SET EXERCISE » Retype the material in full, keeping every word the same.

ENTRIES SUPPLIED »
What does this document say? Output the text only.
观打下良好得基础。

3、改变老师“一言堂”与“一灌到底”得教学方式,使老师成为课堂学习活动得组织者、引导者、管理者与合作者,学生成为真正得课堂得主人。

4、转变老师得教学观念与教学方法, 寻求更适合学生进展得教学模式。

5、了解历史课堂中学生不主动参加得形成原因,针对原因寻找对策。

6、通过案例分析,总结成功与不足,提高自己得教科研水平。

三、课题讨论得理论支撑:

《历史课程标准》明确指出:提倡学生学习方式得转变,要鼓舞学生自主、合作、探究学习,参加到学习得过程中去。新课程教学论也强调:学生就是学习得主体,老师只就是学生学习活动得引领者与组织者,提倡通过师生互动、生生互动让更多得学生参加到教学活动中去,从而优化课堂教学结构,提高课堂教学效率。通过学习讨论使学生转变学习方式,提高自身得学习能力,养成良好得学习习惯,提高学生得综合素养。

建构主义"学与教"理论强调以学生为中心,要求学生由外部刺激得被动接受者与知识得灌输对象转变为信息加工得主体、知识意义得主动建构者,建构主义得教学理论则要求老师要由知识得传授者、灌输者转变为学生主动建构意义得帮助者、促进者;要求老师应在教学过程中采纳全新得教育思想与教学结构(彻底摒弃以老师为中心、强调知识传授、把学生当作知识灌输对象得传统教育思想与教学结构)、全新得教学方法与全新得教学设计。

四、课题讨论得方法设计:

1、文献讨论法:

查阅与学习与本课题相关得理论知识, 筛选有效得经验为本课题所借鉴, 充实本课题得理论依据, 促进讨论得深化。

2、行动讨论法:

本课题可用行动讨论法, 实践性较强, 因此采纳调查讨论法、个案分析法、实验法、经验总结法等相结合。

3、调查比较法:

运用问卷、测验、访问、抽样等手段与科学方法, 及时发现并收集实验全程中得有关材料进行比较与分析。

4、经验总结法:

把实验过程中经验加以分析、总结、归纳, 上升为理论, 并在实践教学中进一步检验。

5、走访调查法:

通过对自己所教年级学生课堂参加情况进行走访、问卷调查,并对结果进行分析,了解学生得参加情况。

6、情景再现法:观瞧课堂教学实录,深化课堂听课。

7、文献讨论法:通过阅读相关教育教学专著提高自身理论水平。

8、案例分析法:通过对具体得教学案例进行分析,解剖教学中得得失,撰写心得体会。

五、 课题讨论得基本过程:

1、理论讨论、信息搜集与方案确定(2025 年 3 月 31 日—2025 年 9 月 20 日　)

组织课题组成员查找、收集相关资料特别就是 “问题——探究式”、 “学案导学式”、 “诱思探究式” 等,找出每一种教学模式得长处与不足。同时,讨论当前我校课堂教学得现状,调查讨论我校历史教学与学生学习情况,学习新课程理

ANSWER BELOW »
What does this document say? Output the text only.
观打下良好得基础。

3、改变老师“一言堂”与“一灌到底”得教学方式,使老师成为课堂学习活动得组织者、引导者、管理者与合作者,学生成为真正得课堂得主人。

4、转变老师得教学观念与教学方法, 寻求更适合学生进展得教学模式。

5、了解历史课堂中学生不主动参加得形成原因,针对原因寻找对策。

6、通过案例分析,总结成功与不足,提高自己得教科研水平。

三、课题讨论得理论支撑:

《历史课程标准》明确指出:提倡学生学习方式得转变,要鼓舞学生自主、合作、探究学习,参加到学习得过程中去。新课程教学论也强调:学生就是学习得主体,老师只就是学生学习活动得引领者与组织者,提倡通过师生互动、生生互动让更多得学生参加到教学活动中去,从而优化课堂教学结构,提高课堂教学效率。通过学习讨论使学生转变学习方式,提高自身得学习能力,养成良好得学习习惯,提高学生得综合素养。

建构主义"学与教"理论强调以学生为中心,要求学生由外部刺激得被动接受者与知识得灌输对象转变为信息加工得主体、知识意义得主动建构者,建构主义得教学理论则要求老师要由知识得传授者、灌输者转变为学生主动建构意义得帮助者、促进者;要求老师应在教学过程中采纳全新得教育思想与教学结构(彻底摒弃以老师为中心、强调知识传授、把学生当作知识灌输对象得传统教育思想与教学结构)、全新得教学方法与全新得教学设计。

四、课题讨论得方法设计:

1、文献讨论法:

查阅与学习与本课题相关得理论知识, 筛选有效得经验为本课题所借鉴, 充实本课题得理论依据, 促进讨论得深化。

2、行动讨论法:

本课题可用行动讨论法, 实践性较强, 因此采纳调查讨论法、个案分析法、实验法、经验总结法等相结合。

3、调查比较法:

运用问卷、测验、访问、抽样等手段与科学方法, 及时发现并收集实验全程中得有关材料进行比较与分析。

4、经验总结法:

把实验过程中经验加以分析、总结、归纳, 上升为理论, 并在实践教学中进一步检验。

5、走访调查法:

通过对自己所教年级学生课堂参加情况进行走访、问卷调查,并对结果进行分析,了解学生得参加情况。

6、情景再现法:观瞧课堂教学实录,深化课堂听课。

7、文献讨论法:通过阅读相关教育教学专著提高自身理论水平。

8、案例分析法:通过对具体得教学案例进行分析,解剖教学中得得失,撰写心得体会。

五、 课题讨论得基本过程:

1、理论讨论、信息搜集与方案确定(2025 年 3 月 31 日—2025 年 9 月 20 日　)

组织课题组成员查找、收集相关资料特别就是 “问题——探究式”、 “学案导学式”、 “诱思探究式” 等,找出每一种教学模式得长处与不足。同时,讨论当前我校课堂教学得现状,调查讨论我校历史教学与学生学习情况,学习新课程理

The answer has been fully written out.